§ AIM
Reproduce the records word for word, running from their first line through the line that contains "- bar-1[interactable]: [360, 44, 1140, 63]", including both of those lines.

§ ENTRIES PROVIDED
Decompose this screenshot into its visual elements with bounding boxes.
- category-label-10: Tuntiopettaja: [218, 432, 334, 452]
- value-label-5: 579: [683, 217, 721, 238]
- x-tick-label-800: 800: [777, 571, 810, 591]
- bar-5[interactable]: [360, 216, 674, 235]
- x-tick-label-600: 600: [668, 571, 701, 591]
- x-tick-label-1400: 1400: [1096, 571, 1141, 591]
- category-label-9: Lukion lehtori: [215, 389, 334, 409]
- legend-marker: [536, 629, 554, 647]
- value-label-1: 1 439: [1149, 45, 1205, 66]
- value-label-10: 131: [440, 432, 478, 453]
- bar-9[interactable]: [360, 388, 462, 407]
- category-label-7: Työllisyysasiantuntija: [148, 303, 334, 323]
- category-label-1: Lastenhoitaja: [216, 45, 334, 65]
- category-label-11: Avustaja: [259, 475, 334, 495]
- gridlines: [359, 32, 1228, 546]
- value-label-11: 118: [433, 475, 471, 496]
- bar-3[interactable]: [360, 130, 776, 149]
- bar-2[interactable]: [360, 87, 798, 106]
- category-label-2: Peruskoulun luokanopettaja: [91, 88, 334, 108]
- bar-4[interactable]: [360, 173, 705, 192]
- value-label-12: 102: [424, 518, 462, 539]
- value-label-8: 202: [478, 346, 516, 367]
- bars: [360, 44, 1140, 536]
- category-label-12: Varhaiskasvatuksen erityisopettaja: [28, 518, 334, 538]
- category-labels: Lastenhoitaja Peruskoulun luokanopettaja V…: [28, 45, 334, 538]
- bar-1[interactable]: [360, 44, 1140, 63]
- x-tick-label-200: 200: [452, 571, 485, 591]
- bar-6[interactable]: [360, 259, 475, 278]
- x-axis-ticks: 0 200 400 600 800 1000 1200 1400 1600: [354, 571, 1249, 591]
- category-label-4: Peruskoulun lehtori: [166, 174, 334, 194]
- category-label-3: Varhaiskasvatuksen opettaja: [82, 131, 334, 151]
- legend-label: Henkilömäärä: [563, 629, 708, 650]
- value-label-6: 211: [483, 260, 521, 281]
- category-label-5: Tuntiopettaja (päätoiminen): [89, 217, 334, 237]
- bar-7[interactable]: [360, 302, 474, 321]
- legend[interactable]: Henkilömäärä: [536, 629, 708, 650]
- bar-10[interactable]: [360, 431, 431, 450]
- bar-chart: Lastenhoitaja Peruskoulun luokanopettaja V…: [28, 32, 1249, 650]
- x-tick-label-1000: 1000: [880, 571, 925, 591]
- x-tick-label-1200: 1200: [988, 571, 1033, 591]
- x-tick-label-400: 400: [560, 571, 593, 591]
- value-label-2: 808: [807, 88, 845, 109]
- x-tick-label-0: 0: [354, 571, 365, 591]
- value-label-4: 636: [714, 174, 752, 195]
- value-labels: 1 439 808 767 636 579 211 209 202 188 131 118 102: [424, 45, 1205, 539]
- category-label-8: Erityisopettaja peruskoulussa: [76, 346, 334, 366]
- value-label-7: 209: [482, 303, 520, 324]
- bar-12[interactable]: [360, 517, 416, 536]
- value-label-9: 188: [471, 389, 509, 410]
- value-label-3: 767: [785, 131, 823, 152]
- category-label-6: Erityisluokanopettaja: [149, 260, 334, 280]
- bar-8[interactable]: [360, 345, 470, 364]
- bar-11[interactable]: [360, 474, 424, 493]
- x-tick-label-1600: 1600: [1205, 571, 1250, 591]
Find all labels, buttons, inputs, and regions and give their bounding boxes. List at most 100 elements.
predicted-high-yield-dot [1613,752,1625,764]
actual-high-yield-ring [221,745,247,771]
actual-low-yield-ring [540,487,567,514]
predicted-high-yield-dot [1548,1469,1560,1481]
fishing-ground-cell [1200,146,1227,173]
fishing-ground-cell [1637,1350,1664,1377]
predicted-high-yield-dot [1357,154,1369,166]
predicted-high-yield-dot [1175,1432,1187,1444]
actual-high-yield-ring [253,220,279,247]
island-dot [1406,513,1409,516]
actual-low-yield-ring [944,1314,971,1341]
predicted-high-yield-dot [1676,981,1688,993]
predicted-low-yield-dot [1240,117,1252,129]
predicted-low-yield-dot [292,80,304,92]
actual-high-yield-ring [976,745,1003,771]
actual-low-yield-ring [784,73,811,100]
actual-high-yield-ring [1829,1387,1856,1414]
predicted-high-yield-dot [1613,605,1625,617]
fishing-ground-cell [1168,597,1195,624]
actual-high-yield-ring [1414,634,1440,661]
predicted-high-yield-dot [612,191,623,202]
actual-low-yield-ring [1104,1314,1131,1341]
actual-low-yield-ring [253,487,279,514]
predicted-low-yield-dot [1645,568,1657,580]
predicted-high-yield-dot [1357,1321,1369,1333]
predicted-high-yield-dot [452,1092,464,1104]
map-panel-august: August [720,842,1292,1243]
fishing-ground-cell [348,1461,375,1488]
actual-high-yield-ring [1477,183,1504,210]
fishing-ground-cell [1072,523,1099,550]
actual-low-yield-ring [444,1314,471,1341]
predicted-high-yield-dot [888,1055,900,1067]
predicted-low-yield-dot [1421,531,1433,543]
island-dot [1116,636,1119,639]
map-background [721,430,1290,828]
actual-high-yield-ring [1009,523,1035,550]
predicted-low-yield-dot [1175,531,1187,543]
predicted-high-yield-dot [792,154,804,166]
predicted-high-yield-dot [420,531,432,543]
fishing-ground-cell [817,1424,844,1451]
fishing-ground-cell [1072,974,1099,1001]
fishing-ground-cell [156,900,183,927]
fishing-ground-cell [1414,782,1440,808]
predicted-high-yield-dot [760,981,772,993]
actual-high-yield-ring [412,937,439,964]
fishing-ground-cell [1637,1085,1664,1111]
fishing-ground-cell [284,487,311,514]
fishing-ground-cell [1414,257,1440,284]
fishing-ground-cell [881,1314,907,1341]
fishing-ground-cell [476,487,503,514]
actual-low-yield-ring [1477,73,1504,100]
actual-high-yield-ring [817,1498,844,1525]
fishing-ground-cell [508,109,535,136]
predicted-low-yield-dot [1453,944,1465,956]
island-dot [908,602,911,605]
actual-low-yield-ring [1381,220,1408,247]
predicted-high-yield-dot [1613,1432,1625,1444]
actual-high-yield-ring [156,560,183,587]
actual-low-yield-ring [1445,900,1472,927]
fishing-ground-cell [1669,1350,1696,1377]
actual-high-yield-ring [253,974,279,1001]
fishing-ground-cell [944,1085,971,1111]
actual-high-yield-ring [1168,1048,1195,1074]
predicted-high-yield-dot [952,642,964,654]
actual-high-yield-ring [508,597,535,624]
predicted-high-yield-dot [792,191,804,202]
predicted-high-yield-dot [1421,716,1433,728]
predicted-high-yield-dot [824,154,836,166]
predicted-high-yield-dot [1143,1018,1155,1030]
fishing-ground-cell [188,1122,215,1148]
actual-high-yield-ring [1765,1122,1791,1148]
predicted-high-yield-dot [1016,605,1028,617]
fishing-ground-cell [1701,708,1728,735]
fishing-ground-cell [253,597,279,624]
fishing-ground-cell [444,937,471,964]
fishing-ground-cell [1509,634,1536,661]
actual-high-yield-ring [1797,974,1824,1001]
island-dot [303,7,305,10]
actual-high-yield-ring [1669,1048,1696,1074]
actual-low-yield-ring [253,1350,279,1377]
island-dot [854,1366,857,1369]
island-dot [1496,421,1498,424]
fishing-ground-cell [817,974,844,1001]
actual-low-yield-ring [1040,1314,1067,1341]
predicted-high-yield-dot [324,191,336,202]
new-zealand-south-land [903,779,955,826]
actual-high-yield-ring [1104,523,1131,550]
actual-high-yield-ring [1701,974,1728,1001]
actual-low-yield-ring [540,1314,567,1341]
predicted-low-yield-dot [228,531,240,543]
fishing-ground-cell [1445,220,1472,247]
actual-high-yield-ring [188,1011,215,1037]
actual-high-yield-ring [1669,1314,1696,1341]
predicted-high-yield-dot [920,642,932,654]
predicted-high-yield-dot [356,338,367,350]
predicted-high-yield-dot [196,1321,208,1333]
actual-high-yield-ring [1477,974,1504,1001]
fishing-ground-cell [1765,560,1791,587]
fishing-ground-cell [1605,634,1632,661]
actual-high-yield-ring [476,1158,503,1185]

§ WRITTEN SOLUTION
Decompose this screenshot into its visual elements with bounding boxes.
- category-label-10: Tuntiopettaja: [218, 432, 334, 452]
- value-label-5: 579: [683, 217, 721, 238]
- x-tick-label-800: 800: [777, 571, 810, 591]
- bar-5[interactable]: [360, 216, 674, 235]
- x-tick-label-600: 600: [668, 571, 701, 591]
- x-tick-label-1400: 1400: [1096, 571, 1141, 591]
- category-label-9: Lukion lehtori: [215, 389, 334, 409]
- legend-marker: [536, 629, 554, 647]
- value-label-1: 1 439: [1149, 45, 1205, 66]
- value-label-10: 131: [440, 432, 478, 453]
- bar-9[interactable]: [360, 388, 462, 407]
- category-label-7: Työllisyysasiantuntija: [148, 303, 334, 323]
- category-label-1: Lastenhoitaja: [216, 45, 334, 65]
- category-label-11: Avustaja: [259, 475, 334, 495]
- gridlines: [359, 32, 1228, 546]
- value-label-11: 118: [433, 475, 471, 496]
- bar-3[interactable]: [360, 130, 776, 149]
- bar-2[interactable]: [360, 87, 798, 106]
- category-label-2: Peruskoulun luokanopettaja: [91, 88, 334, 108]
- bar-4[interactable]: [360, 173, 705, 192]
- value-label-12: 102: [424, 518, 462, 539]
- value-label-8: 202: [478, 346, 516, 367]
- bars: [360, 44, 1140, 536]
- category-label-12: Varhaiskasvatuksen erityisopettaja: [28, 518, 334, 538]
- category-labels: Lastenhoitaja Peruskoulun luokanopettaja V…: [28, 45, 334, 538]
- bar-1[interactable]: [360, 44, 1140, 63]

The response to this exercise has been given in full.